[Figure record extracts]
= = = = =
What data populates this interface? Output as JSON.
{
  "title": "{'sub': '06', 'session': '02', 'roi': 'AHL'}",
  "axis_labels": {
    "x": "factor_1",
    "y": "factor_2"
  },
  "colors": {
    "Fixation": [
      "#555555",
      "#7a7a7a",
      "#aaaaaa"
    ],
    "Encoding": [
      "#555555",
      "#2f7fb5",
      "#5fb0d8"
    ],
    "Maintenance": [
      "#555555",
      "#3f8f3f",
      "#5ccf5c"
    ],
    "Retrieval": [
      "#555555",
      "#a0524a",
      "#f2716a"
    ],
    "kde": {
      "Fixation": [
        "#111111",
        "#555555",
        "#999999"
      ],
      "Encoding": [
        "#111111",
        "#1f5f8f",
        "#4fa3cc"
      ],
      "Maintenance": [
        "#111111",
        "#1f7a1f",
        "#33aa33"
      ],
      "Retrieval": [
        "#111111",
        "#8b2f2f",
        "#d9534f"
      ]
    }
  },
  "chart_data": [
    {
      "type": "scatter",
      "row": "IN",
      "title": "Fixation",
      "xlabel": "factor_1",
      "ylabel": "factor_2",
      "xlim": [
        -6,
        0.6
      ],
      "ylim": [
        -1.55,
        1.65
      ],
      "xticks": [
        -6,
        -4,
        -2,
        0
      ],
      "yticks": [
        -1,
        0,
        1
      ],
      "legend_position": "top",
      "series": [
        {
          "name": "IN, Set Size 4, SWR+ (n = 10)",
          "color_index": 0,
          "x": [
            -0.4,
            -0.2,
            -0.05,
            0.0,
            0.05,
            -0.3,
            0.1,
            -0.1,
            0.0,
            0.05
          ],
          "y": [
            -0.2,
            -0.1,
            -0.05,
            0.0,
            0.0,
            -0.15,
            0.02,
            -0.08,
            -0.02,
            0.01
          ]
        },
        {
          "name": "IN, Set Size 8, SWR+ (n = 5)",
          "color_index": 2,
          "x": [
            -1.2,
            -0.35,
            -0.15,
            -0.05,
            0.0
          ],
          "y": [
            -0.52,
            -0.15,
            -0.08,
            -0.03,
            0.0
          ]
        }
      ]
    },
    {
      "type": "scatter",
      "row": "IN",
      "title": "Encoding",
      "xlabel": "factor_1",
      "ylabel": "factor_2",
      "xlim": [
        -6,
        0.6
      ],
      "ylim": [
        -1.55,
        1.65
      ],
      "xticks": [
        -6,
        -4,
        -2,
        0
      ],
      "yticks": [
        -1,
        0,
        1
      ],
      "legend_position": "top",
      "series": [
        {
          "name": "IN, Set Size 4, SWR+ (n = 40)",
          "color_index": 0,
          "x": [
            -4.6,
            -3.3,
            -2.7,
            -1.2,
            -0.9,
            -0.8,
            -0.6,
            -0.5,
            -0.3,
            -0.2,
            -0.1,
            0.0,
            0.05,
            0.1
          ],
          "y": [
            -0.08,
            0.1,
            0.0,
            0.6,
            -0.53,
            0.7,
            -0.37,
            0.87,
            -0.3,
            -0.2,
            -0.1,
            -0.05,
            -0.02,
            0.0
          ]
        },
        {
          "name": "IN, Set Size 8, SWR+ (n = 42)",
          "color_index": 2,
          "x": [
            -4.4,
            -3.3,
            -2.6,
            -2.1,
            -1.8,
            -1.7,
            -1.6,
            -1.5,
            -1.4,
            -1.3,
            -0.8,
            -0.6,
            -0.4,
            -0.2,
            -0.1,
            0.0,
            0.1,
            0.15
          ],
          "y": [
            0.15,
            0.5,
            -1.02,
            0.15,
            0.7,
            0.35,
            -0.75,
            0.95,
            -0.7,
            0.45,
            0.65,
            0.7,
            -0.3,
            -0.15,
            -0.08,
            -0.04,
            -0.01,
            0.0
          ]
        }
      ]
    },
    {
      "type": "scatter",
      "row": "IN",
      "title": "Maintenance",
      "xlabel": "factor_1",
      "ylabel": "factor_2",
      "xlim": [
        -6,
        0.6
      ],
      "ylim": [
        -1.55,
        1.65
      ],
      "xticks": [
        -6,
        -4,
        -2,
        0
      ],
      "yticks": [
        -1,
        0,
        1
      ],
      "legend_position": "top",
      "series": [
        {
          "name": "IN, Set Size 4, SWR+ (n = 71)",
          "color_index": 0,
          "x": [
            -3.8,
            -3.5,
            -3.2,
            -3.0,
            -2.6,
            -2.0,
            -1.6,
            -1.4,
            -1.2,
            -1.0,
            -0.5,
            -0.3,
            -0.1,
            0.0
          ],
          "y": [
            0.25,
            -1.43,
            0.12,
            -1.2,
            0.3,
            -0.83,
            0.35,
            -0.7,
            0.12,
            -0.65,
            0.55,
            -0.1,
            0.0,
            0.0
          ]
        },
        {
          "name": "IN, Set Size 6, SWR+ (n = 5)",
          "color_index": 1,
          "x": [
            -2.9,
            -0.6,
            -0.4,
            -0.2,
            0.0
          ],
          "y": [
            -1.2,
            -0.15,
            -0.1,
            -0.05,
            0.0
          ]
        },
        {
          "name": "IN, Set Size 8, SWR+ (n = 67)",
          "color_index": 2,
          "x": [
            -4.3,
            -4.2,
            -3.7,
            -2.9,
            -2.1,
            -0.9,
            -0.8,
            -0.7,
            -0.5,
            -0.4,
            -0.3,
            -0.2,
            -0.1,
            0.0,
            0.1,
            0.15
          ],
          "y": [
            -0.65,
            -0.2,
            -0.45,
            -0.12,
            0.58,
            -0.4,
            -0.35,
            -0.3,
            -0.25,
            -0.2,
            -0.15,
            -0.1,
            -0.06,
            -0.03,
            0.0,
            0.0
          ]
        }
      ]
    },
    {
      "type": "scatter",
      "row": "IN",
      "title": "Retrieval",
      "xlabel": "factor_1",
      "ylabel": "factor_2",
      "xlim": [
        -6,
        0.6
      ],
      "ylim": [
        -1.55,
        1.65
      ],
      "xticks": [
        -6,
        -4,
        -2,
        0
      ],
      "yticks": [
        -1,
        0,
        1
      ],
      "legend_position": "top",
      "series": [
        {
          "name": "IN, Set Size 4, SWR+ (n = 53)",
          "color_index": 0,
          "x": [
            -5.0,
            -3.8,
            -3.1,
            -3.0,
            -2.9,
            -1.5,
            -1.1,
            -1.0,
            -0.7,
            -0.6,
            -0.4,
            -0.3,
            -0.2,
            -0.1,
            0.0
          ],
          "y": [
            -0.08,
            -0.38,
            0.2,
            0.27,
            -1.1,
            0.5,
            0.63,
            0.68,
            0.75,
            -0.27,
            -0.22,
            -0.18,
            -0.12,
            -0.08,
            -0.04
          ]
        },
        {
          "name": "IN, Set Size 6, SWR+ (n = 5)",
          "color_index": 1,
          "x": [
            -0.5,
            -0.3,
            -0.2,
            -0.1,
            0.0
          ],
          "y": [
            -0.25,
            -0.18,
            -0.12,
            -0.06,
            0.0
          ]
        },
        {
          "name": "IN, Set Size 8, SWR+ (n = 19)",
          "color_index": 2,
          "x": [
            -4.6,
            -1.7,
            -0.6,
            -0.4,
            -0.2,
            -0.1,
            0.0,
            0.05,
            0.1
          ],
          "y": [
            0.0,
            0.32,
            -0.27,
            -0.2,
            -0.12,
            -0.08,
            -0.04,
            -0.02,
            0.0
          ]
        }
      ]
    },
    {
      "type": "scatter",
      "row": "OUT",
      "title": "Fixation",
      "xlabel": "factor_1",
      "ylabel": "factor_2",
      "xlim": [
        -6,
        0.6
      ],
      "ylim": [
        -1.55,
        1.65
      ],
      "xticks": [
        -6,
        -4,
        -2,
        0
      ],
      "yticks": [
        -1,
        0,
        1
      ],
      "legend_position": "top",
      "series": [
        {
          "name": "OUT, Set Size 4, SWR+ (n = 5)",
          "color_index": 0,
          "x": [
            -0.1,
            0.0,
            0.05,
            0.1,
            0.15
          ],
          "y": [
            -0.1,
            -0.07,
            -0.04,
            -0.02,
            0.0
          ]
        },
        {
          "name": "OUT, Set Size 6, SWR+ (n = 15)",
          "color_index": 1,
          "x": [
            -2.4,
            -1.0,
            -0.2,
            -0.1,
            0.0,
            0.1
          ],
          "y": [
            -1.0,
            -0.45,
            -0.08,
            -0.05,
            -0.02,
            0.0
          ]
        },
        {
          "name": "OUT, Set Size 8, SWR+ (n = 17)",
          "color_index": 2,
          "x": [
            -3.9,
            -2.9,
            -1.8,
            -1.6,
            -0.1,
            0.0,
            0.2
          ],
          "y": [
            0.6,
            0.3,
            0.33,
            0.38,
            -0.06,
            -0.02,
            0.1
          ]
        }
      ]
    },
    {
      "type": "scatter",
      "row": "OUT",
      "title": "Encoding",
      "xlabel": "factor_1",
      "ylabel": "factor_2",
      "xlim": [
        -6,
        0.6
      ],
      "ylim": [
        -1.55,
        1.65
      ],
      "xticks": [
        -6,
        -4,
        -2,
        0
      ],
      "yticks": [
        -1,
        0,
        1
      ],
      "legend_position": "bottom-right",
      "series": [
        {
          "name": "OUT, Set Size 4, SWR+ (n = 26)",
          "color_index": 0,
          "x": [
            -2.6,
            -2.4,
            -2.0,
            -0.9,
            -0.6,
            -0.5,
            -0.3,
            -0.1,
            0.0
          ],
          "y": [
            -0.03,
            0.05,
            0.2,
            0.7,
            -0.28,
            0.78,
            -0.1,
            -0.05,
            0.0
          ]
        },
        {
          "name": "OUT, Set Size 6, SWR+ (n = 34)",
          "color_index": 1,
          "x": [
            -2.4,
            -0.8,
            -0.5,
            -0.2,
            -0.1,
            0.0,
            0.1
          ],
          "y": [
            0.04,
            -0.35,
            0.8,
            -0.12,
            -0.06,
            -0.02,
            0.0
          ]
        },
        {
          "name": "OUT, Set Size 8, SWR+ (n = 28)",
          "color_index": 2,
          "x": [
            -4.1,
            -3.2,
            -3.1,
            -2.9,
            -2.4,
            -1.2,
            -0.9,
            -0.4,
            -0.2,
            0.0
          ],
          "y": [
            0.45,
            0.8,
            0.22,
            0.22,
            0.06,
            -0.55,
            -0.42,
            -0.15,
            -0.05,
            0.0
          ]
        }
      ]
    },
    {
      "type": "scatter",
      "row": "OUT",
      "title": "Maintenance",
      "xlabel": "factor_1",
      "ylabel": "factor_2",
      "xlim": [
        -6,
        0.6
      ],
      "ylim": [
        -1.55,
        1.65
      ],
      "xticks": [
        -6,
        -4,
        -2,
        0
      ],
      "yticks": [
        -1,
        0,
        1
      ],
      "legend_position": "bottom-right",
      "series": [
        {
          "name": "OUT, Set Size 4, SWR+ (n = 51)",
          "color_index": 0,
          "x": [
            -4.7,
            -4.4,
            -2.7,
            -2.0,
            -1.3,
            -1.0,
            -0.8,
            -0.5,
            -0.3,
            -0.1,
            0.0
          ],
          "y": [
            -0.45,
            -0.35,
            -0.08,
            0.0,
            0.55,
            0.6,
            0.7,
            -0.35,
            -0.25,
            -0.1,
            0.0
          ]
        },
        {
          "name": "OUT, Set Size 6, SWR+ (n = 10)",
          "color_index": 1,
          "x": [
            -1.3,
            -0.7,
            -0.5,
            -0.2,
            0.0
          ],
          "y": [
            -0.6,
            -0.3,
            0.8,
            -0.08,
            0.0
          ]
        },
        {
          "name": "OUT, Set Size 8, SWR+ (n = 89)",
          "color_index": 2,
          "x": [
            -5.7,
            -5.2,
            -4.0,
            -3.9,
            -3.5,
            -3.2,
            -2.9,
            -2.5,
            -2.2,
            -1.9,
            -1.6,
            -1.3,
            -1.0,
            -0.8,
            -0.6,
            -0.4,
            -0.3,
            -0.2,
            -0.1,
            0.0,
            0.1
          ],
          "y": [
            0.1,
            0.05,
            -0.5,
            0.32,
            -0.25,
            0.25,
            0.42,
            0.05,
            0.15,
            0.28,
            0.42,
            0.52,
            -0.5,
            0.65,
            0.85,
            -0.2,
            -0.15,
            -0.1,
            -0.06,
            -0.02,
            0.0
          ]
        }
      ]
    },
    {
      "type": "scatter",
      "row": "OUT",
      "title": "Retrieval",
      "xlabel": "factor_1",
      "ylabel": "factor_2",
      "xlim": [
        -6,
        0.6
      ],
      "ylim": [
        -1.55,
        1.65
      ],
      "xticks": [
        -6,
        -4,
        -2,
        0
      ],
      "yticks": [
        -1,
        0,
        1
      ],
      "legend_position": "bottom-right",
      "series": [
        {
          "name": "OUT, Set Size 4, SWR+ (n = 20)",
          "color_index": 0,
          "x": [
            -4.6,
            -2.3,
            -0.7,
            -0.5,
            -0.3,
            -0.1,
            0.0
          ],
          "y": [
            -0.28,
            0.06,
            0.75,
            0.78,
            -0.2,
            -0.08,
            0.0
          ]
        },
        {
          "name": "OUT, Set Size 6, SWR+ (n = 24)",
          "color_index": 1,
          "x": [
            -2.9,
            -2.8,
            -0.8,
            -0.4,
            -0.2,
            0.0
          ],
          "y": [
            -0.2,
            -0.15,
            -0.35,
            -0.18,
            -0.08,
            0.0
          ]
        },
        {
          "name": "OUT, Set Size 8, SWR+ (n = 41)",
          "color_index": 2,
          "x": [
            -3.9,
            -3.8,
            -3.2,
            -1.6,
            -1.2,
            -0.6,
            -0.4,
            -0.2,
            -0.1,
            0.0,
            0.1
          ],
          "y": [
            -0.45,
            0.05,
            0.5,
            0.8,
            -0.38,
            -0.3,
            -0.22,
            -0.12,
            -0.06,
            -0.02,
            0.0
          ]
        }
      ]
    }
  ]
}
= = = = =
Search the records for the word "Encoding". Copy every line that has it.

    "Encoding": [
      "Encoding": [
      "title": "Encoding",
      "title": "Encoding",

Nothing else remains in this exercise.